* _To be done_
Restate all the material verbatim, except for the pictures.

(Dataset items)
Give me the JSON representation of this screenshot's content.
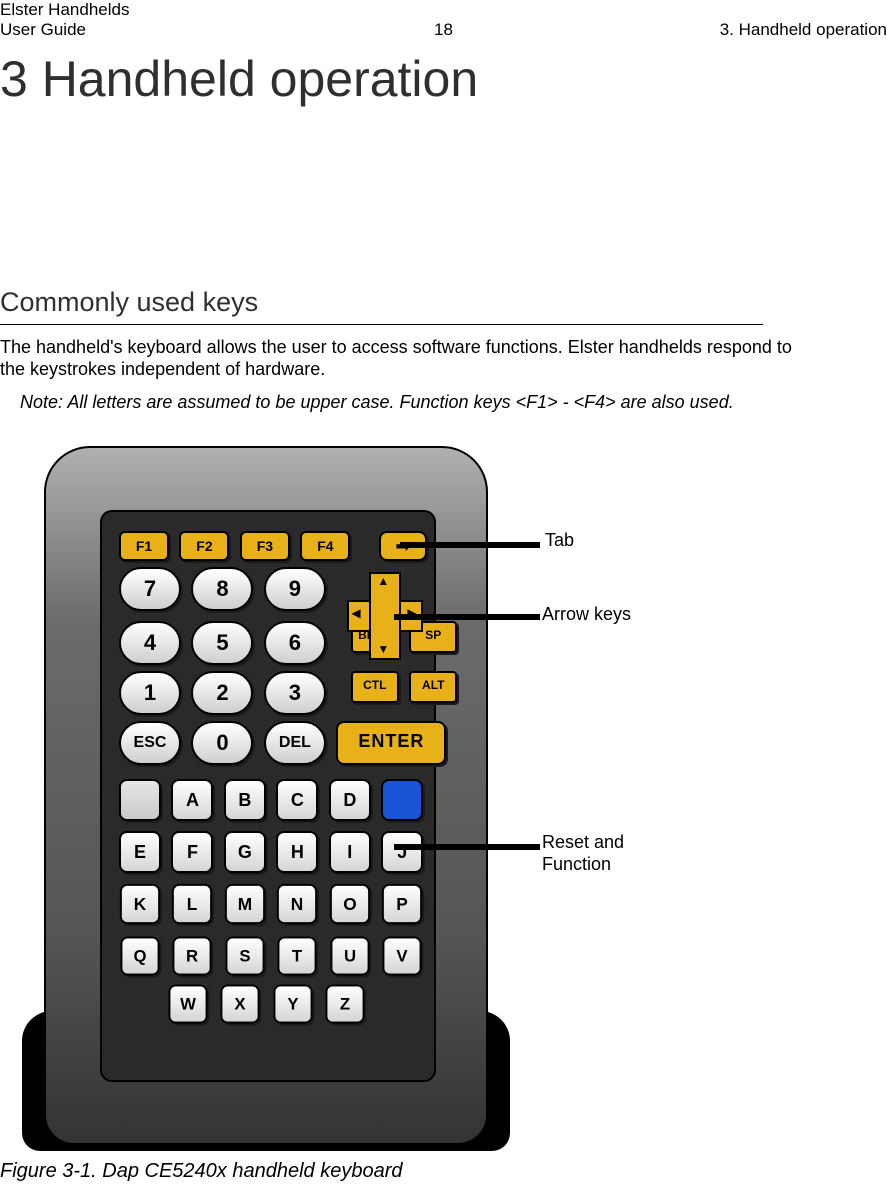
{
  "header": {
    "left1": "Elster Handhelds",
    "left2": "User Guide",
    "center": "18",
    "right": "3. Handheld operation"
  },
  "chapter_title": "3  Handheld operation",
  "section_title": "Commonly used keys",
  "body_p1": "The handheld's keyboard allows the user to access software functions. Elster handhelds respond to the keystrokes independent of hardware.",
  "note": "Note: All letters are assumed to be upper case. Function keys <F1> - <F4> are also used.",
  "callouts": {
    "tab": "Tab",
    "arrows": "Arrow keys",
    "reset1": "Reset and",
    "reset2": "Function"
  },
  "keys": {
    "f": [
      "F1",
      "F2",
      "F3",
      "F4"
    ],
    "tab_glyph": "➟",
    "nums": {
      "r1": [
        "7",
        "8",
        "9"
      ],
      "r2": [
        "4",
        "5",
        "6"
      ],
      "r3": [
        "1",
        "2",
        "3"
      ]
    },
    "dpad": {
      "up": "▲",
      "down": "▼",
      "left": "◀",
      "right": "▶"
    },
    "bksp": "BKSP",
    "sp": "SP",
    "ctl": "CTL",
    "alt": "ALT",
    "esc": "ESC",
    "zero": "0",
    "del": "DEL",
    "enter": "ENTER",
    "letters": {
      "r1b": "",
      "r1": [
        "A",
        "B",
        "C",
        "D"
      ],
      "r1_blue": "",
      "r2": [
        "E",
        "F",
        "G",
        "H",
        "I",
        "J"
      ],
      "r3": [
        "K",
        "L",
        "M",
        "N",
        "O",
        "P"
      ],
      "r4": [
        "Q",
        "R",
        "S",
        "T",
        "U",
        "V"
      ],
      "r5": [
        "W",
        "X",
        "Y",
        "Z"
      ]
    }
  },
  "caption": "Figure 3-1. Dap CE5240x handheld keyboard"
}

* _Solution to this problem_
Give me the JSON representation of this screenshot's content.
{
  "header": {
    "left1": "Elster Handhelds",
    "left2": "User Guide",
    "center": "18",
    "right": "3. Handheld operation"
  },
  "chapter_title": "3  Handheld operation",
  "section_title": "Commonly used keys",
  "body_p1": "The handheld's keyboard allows the user to access software functions. Elster handhelds respond to the keystrokes independent of hardware.",
  "note": "Note: All letters are assumed to be upper case. Function keys <F1> - <F4> are also used.",
  "callouts": {
    "tab": "Tab",
    "arrows": "Arrow keys",
    "reset1": "Reset and",
    "reset2": "Function"
  },
  "keys": {
    "f": [
      "F1",
      "F2",
      "F3",
      "F4"
    ],
    "tab_glyph": "➟",
    "nums": {
      "r1": [
        "7",
        "8",
        "9"
      ],
      "r2": [
        "4",
        "5",
        "6"
      ],
      "r3": [
        "1",
        "2",
        "3"
      ]
    },
    "dpad": {
      "up": "▲",
      "down": "▼",
      "left": "◀",
      "right": "▶"
    },
    "bksp": "BKSP",
    "sp": "SP",
    "ctl": "CTL",
    "alt": "ALT",
    "esc": "ESC",
    "zero": "0",
    "del": "DEL",
    "enter": "ENTER",
    "letters": {
      "r1b": "",
      "r1": [
        "A",
        "B",
        "C",
        "D"
      ],
      "r1_blue": "",
      "r2": [
        "E",
        "F",
        "G",
        "H",
        "I",
        "J"
      ],
      "r3": [
        "K",
        "L",
        "M",
        "N",
        "O",
        "P"
      ],
      "r4": [
        "Q",
        "R",
        "S",
        "T",
        "U",
        "V"
      ],
      "r5": [
        "W",
        "X",
        "Y",
        "Z"
      ]
    }
  },
  "caption": "Figure 3-1. Dap CE5240x handheld keyboard"
}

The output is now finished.